**OBJECTIVE:** Copy the records below exactly as they are written.

Start of EXTRACTED RECORDS

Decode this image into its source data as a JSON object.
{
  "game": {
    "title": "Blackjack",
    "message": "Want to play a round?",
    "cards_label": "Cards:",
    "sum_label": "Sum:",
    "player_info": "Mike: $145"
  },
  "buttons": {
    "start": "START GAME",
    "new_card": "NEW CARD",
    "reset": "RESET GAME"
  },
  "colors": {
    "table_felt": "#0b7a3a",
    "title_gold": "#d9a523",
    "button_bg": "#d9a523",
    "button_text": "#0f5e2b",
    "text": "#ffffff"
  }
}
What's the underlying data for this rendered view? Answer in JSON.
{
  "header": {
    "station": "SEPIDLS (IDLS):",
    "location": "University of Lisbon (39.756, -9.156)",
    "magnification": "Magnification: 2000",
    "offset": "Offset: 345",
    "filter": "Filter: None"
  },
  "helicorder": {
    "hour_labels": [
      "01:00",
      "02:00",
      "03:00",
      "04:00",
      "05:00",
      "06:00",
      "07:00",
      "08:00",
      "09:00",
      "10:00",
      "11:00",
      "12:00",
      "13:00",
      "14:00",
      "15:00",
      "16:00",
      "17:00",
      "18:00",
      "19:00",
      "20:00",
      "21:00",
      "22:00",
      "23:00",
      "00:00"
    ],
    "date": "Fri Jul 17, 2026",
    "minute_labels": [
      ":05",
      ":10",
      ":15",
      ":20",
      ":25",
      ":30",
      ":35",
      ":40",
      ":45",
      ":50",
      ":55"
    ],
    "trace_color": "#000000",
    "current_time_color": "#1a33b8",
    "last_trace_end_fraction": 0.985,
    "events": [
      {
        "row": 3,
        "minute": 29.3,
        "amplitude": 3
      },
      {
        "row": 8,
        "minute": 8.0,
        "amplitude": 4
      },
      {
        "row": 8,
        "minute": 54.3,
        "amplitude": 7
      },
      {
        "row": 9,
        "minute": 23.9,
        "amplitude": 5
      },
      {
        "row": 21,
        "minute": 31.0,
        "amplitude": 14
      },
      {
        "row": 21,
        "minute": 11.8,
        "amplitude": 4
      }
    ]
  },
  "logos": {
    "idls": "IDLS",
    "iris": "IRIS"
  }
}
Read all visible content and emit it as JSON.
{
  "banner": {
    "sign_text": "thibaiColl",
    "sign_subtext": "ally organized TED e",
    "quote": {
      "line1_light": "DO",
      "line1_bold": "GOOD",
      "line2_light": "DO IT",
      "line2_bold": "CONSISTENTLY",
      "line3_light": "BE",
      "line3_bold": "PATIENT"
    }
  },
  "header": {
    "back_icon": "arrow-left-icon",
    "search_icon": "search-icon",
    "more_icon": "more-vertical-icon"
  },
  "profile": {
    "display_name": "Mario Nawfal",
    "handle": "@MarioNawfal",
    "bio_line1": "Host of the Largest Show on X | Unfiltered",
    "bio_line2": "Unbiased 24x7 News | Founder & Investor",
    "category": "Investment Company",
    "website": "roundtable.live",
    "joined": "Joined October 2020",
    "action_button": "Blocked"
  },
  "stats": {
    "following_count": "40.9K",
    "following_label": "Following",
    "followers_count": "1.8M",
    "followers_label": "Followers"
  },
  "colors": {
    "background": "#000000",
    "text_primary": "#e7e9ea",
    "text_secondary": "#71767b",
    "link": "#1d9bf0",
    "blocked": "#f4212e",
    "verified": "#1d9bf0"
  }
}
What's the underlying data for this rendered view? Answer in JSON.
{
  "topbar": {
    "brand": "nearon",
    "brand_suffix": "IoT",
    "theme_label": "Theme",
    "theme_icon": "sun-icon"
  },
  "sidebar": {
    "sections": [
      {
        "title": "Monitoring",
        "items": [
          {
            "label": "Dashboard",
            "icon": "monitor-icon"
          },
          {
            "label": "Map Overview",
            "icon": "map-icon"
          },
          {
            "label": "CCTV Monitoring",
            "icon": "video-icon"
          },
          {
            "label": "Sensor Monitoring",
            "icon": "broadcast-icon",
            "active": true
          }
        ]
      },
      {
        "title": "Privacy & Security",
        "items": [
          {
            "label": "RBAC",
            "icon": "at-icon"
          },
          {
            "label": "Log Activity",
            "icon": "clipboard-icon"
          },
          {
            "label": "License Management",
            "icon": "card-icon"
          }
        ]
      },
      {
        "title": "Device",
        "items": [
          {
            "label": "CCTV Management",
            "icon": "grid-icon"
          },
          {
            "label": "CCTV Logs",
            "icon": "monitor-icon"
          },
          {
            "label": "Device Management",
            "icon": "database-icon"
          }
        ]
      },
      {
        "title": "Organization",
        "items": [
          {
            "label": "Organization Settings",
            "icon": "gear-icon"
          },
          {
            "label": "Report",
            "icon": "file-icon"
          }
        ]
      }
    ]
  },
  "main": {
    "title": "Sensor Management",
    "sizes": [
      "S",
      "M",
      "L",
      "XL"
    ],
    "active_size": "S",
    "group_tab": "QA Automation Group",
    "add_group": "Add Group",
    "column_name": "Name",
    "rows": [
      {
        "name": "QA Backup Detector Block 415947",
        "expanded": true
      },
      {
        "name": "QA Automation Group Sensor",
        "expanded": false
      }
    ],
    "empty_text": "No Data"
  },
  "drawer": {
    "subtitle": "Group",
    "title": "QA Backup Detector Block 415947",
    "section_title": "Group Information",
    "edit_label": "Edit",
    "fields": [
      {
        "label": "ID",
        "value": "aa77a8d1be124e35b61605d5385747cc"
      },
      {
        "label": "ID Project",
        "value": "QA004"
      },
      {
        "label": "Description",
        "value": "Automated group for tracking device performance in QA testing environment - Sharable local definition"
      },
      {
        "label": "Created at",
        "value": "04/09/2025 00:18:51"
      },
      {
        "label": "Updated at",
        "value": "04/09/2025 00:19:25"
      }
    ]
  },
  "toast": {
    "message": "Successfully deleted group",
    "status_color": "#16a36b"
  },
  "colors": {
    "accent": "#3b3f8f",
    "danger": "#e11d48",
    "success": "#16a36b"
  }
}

End of EXTRACTED RECORDS

**REPLY:**
Decode this image into its source data as a JSON object.
{
  "game": {
    "title": "Blackjack",
    "message": "Want to play a round?",
    "cards_label": "Cards:",
    "sum_label": "Sum:",
    "player_info": "Mike: $145"
  },
  "buttons": {
    "start": "START GAME",
    "new_card": "NEW CARD",
    "reset": "RESET GAME"
  },
  "colors": {
    "table_felt": "#0b7a3a",
    "title_gold": "#d9a523",
    "button_bg": "#d9a523",
    "button_text": "#0f5e2b",
    "text": "#ffffff"
  }
}
What's the underlying data for this rendered view? Answer in JSON.
{
  "header": {
    "station": "SEPIDLS (IDLS):",
    "location": "University of Lisbon (39.756, -9.156)",
    "magnification": "Magnification: 2000",
    "offset": "Offset: 345",
    "filter": "Filter: None"
  },
  "helicorder": {
    "hour_labels": [
      "01:00",
      "02:00",
      "03:00",
      "04:00",
      "05:00",
      "06:00",
      "07:00",
      "08:00",
      "09:00",
      "10:00",
      "11:00",
      "12:00",
      "13:00",
      "14:00",
      "15:00",
      "16:00",
      "17:00",
      "18:00",
      "19:00",
      "20:00",
      "21:00",
      "22:00",
      "23:00",
      "00:00"
    ],
    "date": "Fri Jul 17, 2026",
    "minute_labels": [
      ":05",
      ":10",
      ":15",
      ":20",
      ":25",
      ":30",
      ":35",
      ":40",
      ":45",
      ":50",
      ":55"
    ],
    "trace_color": "#000000",
    "current_time_color": "#1a33b8",
    "last_trace_end_fraction": 0.985,
    "events": [
      {
        "row": 3,
        "minute": 29.3,
        "amplitude": 3
      },
      {
        "row": 8,
        "minute": 8.0,
        "amplitude": 4
      },
      {
        "row": 8,
        "minute": 54.3,
        "amplitude": 7
      },
      {
        "row": 9,
        "minute": 23.9,
        "amplitude": 5
      },
      {
        "row": 21,
        "minute": 31.0,
        "amplitude": 14
      },
      {
        "row": 21,
        "minute": 11.8,
        "amplitude": 4
      }
    ]
  },
  "logos": {
    "idls": "IDLS",
    "iris": "IRIS"
  }
}
Read all visible content and emit it as JSON.
{
  "banner": {
    "sign_text": "thibaiColl",
    "sign_subtext": "ally organized TED e",
    "quote": {
      "line1_light": "DO",
      "line1_bold": "GOOD",
      "line2_light": "DO IT",
      "line2_bold": "CONSISTENTLY",
      "line3_light": "BE",
      "line3_bold": "PATIENT"
    }
  },
  "header": {
    "back_icon": "arrow-left-icon",
    "search_icon": "search-icon",
    "more_icon": "more-vertical-icon"
  },
  "profile": {
    "display_name": "Mario Nawfal",
    "handle": "@MarioNawfal",
    "bio_line1": "Host of the Largest Show on X | Unfiltered",
    "bio_line2": "Unbiased 24x7 News | Founder & Investor",
    "category": "Investment Company",
    "website": "roundtable.live",
    "joined": "Joined October 2020",
    "action_button": "Blocked"
  },
  "stats": {
    "following_count": "40.9K",
    "following_label": "Following",
    "followers_count": "1.8M",
    "followers_label": "Followers"
  },
  "colors": {
    "background": "#000000",
    "text_primary": "#e7e9ea",
    "text_secondary": "#71767b",
    "link": "#1d9bf0",
    "blocked": "#f4212e",
    "verified": "#1d9bf0"
  }
}
What's the underlying data for this rendered view? Answer in JSON.
{
  "topbar": {
    "brand": "nearon",
    "brand_suffix": "IoT",
    "theme_label": "Theme",
    "theme_icon": "sun-icon"
  },
  "sidebar": {
    "sections": [
      {
        "title": "Monitoring",
        "items": [
          {
            "label": "Dashboard",
            "icon": "monitor-icon"
          },
          {
            "label": "Map Overview",
            "icon": "map-icon"
          },
          {
            "label": "CCTV Monitoring",
            "icon": "video-icon"
          },
          {
            "label": "Sensor Monitoring",
            "icon": "broadcast-icon",
            "active": true
          }
        ]
      },
      {
        "title": "Privacy & Security",
        "items": [
          {
            "label": "RBAC",
            "icon": "at-icon"
          },
          {
            "label": "Log Activity",
            "icon": "clipboard-icon"
          },
          {
            "label": "License Management",
            "icon": "card-icon"
          }
        ]
      },
      {
        "title": "Device",
        "items": [
          {
            "label": "CCTV Management",
            "icon": "grid-icon"
          },
          {
            "label": "CCTV Logs",
            "icon": "monitor-icon"
          },
          {
            "label": "Device Management",
            "icon": "database-icon"
          }
        ]
      },
      {
        "title": "Organization",
        "items": [
          {
            "label": "Organization Settings",
            "icon": "gear-icon"
          },
          {
            "label": "Report",
            "icon": "file-icon"
          }
        ]
      }
    ]
  },
  "main": {
    "title": "Sensor Management",
    "sizes": [
      "S",
      "M",
      "L",
      "XL"
    ],
    "active_size": "S",
    "group_tab": "QA Automation Group",
    "add_group": "Add Group",
    "column_name": "Name",
    "rows": [
      {
        "name": "QA Backup Detector Block 415947",
        "expanded": true
      },
      {
        "name": "QA Automation Group Sensor",
        "expanded": false
      }
    ],
    "empty_text": "No Data"
  },
  "drawer": {
    "subtitle": "Group",
    "title": "QA Backup Detector Block 415947",
    "section_title": "Group Information",
    "edit_label": "Edit",
    "fields": [
      {
        "label": "ID",
        "value": "aa77a8d1be124e35b61605d5385747cc"
      },
      {
        "label": "ID Project",
        "value": "QA004"
      },
      {
        "label": "Description",
        "value": "Automated group for tracking device performance in QA testing environment - Sharable local definition"
      },
      {
        "label": "Created at",
        "value": "04/09/2025 00:18:51"
      },
      {
        "label": "Updated at",
        "value": "04/09/2025 00:19:25"
      }
    ]
  },
  "toast": {
    "message": "Successfully deleted group",
    "status_color": "#16a36b"
  },
  "colors": {
    "accent": "#3b3f8f",
    "danger": "#e11d48",
    "success": "#16a36b"
  }
}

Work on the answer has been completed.